Pull each line holding "mais" out of the entries below.
* * *
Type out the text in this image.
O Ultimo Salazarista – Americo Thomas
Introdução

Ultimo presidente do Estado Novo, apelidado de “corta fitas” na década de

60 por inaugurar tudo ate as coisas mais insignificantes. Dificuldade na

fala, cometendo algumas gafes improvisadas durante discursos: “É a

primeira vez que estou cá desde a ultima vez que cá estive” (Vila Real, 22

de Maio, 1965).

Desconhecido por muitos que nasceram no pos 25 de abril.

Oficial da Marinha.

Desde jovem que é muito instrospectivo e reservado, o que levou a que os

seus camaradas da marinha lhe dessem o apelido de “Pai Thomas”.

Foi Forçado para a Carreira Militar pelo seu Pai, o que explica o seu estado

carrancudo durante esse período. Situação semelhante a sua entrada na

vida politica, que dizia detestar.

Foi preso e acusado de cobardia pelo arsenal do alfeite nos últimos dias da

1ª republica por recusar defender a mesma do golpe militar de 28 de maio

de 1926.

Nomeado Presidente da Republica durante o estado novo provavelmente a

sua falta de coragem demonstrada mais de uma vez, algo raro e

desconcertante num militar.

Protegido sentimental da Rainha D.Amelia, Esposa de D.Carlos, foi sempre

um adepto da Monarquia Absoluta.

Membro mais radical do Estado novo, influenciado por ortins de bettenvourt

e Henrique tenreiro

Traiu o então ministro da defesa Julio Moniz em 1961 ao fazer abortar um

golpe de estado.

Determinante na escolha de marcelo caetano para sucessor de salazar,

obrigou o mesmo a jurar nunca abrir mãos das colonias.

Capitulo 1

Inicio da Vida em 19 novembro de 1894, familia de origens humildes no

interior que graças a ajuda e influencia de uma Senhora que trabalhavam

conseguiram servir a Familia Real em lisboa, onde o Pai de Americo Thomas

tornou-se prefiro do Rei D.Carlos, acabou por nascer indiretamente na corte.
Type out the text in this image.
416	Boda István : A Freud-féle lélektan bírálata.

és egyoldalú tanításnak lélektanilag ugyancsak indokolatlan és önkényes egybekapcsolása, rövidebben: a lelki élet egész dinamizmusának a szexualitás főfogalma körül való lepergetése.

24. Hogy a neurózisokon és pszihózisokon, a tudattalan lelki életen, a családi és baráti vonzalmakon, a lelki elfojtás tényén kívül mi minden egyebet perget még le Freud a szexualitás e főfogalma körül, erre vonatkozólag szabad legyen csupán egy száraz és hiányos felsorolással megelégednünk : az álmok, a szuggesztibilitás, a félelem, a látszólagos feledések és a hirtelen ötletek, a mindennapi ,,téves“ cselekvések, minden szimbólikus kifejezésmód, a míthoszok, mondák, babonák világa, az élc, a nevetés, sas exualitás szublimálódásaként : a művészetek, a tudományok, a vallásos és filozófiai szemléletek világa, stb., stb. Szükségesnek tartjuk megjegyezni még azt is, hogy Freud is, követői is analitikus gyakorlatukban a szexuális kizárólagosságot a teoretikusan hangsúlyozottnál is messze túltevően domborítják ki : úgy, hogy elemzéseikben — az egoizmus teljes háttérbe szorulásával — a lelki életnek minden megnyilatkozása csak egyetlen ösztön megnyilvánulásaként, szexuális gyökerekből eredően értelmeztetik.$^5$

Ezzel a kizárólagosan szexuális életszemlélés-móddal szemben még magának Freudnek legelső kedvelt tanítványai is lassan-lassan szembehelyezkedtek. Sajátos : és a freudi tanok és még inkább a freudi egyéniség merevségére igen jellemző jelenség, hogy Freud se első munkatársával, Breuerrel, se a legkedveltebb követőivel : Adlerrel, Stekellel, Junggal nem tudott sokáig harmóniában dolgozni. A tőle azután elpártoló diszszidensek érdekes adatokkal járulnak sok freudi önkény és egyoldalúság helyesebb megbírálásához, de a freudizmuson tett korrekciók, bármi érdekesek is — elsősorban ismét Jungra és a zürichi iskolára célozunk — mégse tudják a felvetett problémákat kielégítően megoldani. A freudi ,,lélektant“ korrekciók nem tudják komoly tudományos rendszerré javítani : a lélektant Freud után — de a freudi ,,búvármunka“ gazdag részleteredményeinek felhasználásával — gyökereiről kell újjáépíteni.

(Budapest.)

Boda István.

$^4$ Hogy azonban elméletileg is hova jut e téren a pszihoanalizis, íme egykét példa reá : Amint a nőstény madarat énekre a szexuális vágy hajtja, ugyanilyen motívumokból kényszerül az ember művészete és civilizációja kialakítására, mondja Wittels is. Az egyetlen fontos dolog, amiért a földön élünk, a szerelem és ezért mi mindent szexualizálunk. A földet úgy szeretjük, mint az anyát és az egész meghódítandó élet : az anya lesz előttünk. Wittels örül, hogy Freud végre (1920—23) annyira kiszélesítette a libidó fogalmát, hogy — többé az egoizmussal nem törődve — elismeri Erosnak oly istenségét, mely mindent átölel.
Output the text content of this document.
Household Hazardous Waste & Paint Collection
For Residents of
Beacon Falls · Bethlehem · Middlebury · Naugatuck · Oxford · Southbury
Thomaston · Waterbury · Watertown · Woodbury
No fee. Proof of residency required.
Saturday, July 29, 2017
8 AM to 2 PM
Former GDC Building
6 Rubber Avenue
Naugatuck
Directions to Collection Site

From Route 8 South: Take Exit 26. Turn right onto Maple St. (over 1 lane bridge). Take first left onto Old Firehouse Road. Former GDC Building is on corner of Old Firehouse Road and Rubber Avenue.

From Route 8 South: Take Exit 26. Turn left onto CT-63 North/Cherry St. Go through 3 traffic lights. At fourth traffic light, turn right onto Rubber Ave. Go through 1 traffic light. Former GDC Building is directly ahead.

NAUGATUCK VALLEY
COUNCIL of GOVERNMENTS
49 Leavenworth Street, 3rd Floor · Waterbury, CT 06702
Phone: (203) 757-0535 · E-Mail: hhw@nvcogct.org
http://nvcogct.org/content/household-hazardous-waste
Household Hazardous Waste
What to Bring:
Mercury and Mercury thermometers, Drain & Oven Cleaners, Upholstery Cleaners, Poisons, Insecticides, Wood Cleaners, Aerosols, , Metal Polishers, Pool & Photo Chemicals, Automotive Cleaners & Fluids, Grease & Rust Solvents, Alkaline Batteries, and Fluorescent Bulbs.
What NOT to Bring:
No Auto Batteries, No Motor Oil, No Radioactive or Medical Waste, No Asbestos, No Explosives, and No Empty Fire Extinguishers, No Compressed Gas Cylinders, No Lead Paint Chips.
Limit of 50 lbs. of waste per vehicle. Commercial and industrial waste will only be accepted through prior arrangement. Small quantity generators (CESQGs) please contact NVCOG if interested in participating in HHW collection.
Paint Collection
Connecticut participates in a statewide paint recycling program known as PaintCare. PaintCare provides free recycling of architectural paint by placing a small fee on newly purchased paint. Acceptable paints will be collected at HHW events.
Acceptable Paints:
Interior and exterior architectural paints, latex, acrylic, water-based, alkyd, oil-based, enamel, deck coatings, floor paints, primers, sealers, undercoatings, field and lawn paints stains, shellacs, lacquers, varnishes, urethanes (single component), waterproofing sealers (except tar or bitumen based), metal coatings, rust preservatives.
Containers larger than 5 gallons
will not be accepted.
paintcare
* * *
### Response to this task
60 por inaugurar tudo ate as coisas mais insignificantes. Dificuldade na
sua falta de coragem demonstrada mais de uma vez, algo raro e
Membro mais radical do Estado novo, influenciado por ortins de bettenvourt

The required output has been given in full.